• Element and coordinate records:
____

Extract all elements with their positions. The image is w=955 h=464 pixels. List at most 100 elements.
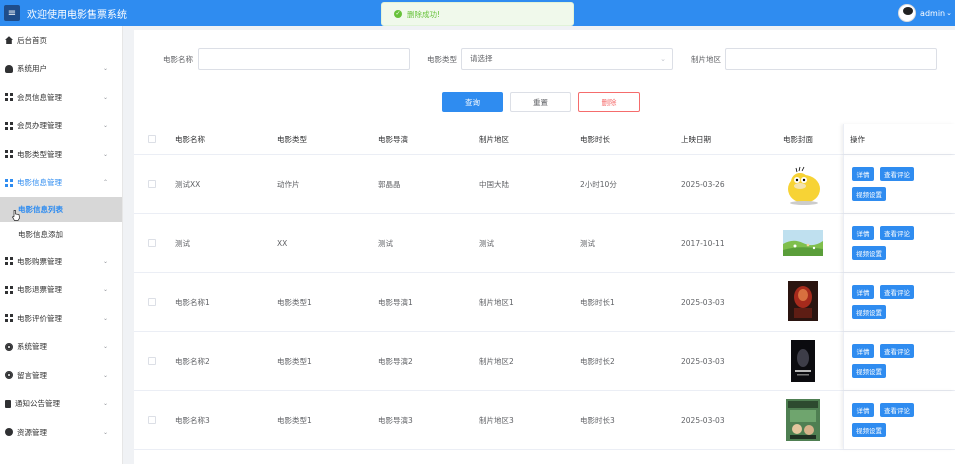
sidebar-item-home[interactable]: 后台首页 xyxy=(0,26,122,55)
detail-button[interactable]: 详情 xyxy=(852,167,874,181)
view-comments-button[interactable]: 查看评论 xyxy=(880,226,914,240)
video-settings-button[interactable]: 视频设置 xyxy=(852,187,886,201)
col-header-name[interactable]: 电影名称 xyxy=(175,124,205,154)
video-settings-button[interactable]: 视频设置 xyxy=(852,305,886,319)
table-row: 测试XX 动作片 郭晶晶 中国大陆 2小时10分 2025-03-26 详情 查… xyxy=(134,155,955,214)
reset-button[interactable]: 重置 xyxy=(510,92,571,112)
cell-region: 测试 xyxy=(479,238,494,248)
cell-date: 2025-03-03 xyxy=(681,297,725,307)
cell-date: 2025-03-26 xyxy=(681,179,725,189)
sidebar-item-messages[interactable]: 留言管理 ⌄ xyxy=(0,361,122,390)
gear-icon xyxy=(5,371,13,380)
chevron-down-icon: ⌄ xyxy=(102,65,108,73)
row-actions: 详情 查看评论 视频设置 xyxy=(843,155,955,213)
grid-icon xyxy=(5,257,13,266)
cover-image-landscape xyxy=(783,230,823,256)
view-comments-button[interactable]: 查看评论 xyxy=(880,167,914,181)
col-header-region[interactable]: 制片地区 xyxy=(479,124,509,154)
sidebar-item-label: 留言管理 xyxy=(17,370,47,380)
table-row: 电影名称3 电影类型1 电影导演3 制片地区3 电影时长3 2025-03-03… xyxy=(134,391,955,450)
cell-type: 电影类型1 xyxy=(277,415,312,425)
sidebar-item-system-users[interactable]: 系统用户 ⌄ xyxy=(0,55,122,84)
grid-icon xyxy=(5,150,13,159)
cell-name: 电影名称3 xyxy=(175,415,210,425)
hand-cursor-icon xyxy=(12,210,20,221)
view-comments-button[interactable]: 查看评论 xyxy=(880,344,914,358)
detail-button[interactable]: 详情 xyxy=(852,344,874,358)
chevron-down-icon: ⌄ xyxy=(102,122,108,130)
movie-table: 电影名称 电影类型 电影导演 制片地区 电影时长 上映日期 电影封面 操作 测试… xyxy=(134,124,955,450)
user-menu[interactable]: admin ⌄ xyxy=(898,0,955,26)
sidebar-item-ticket-purchase[interactable]: 电影购票管理 ⌄ xyxy=(0,247,122,276)
select-placeholder: 请选择 xyxy=(470,54,493,63)
grid-icon xyxy=(5,93,13,102)
video-settings-button[interactable]: 视频设置 xyxy=(852,423,886,437)
select-all-checkbox[interactable] xyxy=(148,135,156,143)
video-settings-button[interactable]: 视频设置 xyxy=(852,364,886,378)
cell-date: 2025-03-03 xyxy=(681,356,725,366)
sidebar-item-label: 后台首页 xyxy=(17,35,47,45)
grid-icon xyxy=(5,178,13,187)
sidebar-item-label: 电影退票管理 xyxy=(17,285,62,295)
main-content: 电影名称 电影类型 请选择 ⌄ 制片地区 查询 重置 删除 电影名称 电影类型 … xyxy=(134,30,955,464)
sidebar-item-member-handling[interactable]: 会员办理管理 ⌄ xyxy=(0,112,122,141)
cell-date: 2017-10-11 xyxy=(681,238,725,248)
sidebar: 后台首页 系统用户 ⌄ 会员信息管理 ⌄ 会员办理管理 ⌄ 电影类型管理 ⌄ 电… xyxy=(0,26,123,464)
chevron-down-icon: ⌄ xyxy=(102,343,108,351)
detail-button[interactable]: 详情 xyxy=(852,226,874,240)
cell-region: 制片地区2 xyxy=(479,356,514,366)
video-settings-button[interactable]: 视频设置 xyxy=(852,246,886,260)
detail-button[interactable]: 详情 xyxy=(852,285,874,299)
row-checkbox[interactable] xyxy=(148,416,156,424)
chevron-up-icon: ⌃ xyxy=(102,179,108,187)
movie-type-label: 电影类型 xyxy=(427,55,457,64)
user-name[interactable]: admin xyxy=(920,9,945,18)
row-checkbox[interactable] xyxy=(148,298,156,306)
sidebar-subitem-label: 电影信息添加 xyxy=(18,230,63,239)
sidebar-item-label: 电影信息管理 xyxy=(17,178,62,188)
delete-button[interactable]: 删除 xyxy=(578,92,640,112)
sidebar-item-movie-type[interactable]: 电影类型管理 ⌄ xyxy=(0,140,122,169)
movie-name-input[interactable] xyxy=(198,48,410,70)
document-icon xyxy=(5,399,11,408)
col-header-date[interactable]: 上映日期 xyxy=(681,124,711,154)
sidebar-item-movie-review[interactable]: 电影评价管理 ⌄ xyxy=(0,304,122,333)
cover-image-poster-green xyxy=(786,399,820,441)
sidebar-item-label: 电影类型管理 xyxy=(17,149,62,159)
cell-director: 测试 xyxy=(378,238,393,248)
query-button[interactable]: 查询 xyxy=(442,92,503,112)
sidebar-item-label: 会员办理管理 xyxy=(17,121,62,131)
sidebar-item-system[interactable]: 系统管理 ⌄ xyxy=(0,333,122,362)
sidebar-item-member-info[interactable]: 会员信息管理 ⌄ xyxy=(0,83,122,112)
cell-director: 电影导演2 xyxy=(378,356,413,366)
view-comments-button[interactable]: 查看评论 xyxy=(880,403,914,417)
region-input[interactable] xyxy=(725,48,937,70)
cell-type: 电影类型1 xyxy=(277,297,312,307)
menu-toggle-icon[interactable]: ≡ xyxy=(4,5,20,21)
sidebar-item-label: 电影评价管理 xyxy=(17,313,62,323)
view-comments-button[interactable]: 查看评论 xyxy=(880,285,914,299)
user-icon xyxy=(5,64,13,73)
col-header-duration[interactable]: 电影时长 xyxy=(580,124,610,154)
movie-type-select[interactable]: 请选择 ⌄ xyxy=(461,48,673,70)
sidebar-item-resources[interactable]: 资源管理 ⌄ xyxy=(0,418,122,447)
col-header-director[interactable]: 电影导演 xyxy=(378,124,408,154)
avatar[interactable] xyxy=(898,4,917,22)
sidebar-subitem-movie-list[interactable]: 电影信息列表 xyxy=(0,197,122,222)
sidebar-item-ticket-refund[interactable]: 电影退票管理 ⌄ xyxy=(0,276,122,305)
row-actions: 详情 查看评论 视频设置 xyxy=(843,332,955,390)
row-checkbox[interactable] xyxy=(148,180,156,188)
sidebar-item-movie-info[interactable]: 电影信息管理 ⌃ xyxy=(0,169,122,198)
sidebar-subitem-movie-add[interactable]: 电影信息添加 xyxy=(0,222,122,247)
col-header-type[interactable]: 电影类型 xyxy=(277,124,307,154)
cell-name: 电影名称1 xyxy=(175,297,210,307)
row-checkbox[interactable] xyxy=(148,239,156,247)
row-checkbox[interactable] xyxy=(148,357,156,365)
detail-button[interactable]: 详情 xyxy=(852,403,874,417)
gear-icon xyxy=(5,342,13,351)
success-toast: ✓ 删除成功! xyxy=(381,2,574,26)
sidebar-item-notices[interactable]: 通知公告管理 ⌄ xyxy=(0,390,122,419)
cell-name: 测试XX xyxy=(175,179,201,189)
col-header-cover[interactable]: 电影封面 xyxy=(783,124,813,154)
chevron-down-icon[interactable]: ⌄ xyxy=(946,9,952,17)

____

• The exercise:
Retype the portion of the lines above that begins with the line containing "sidebar-item-home[interactable]: 后台首页 xyxy=(0,26,122,55)" and ends with the line containing "col-header-name[interactable]: 电影名称 xyxy=(175,124,205,154)", including both of those lines.

• Answer to this problem:
sidebar-item-home[interactable]: 后台首页 xyxy=(0,26,122,55)
detail-button[interactable]: 详情 xyxy=(852,167,874,181)
view-comments-button[interactable]: 查看评论 xyxy=(880,226,914,240)
video-settings-button[interactable]: 视频设置 xyxy=(852,187,886,201)
col-header-name[interactable]: 电影名称 xyxy=(175,124,205,154)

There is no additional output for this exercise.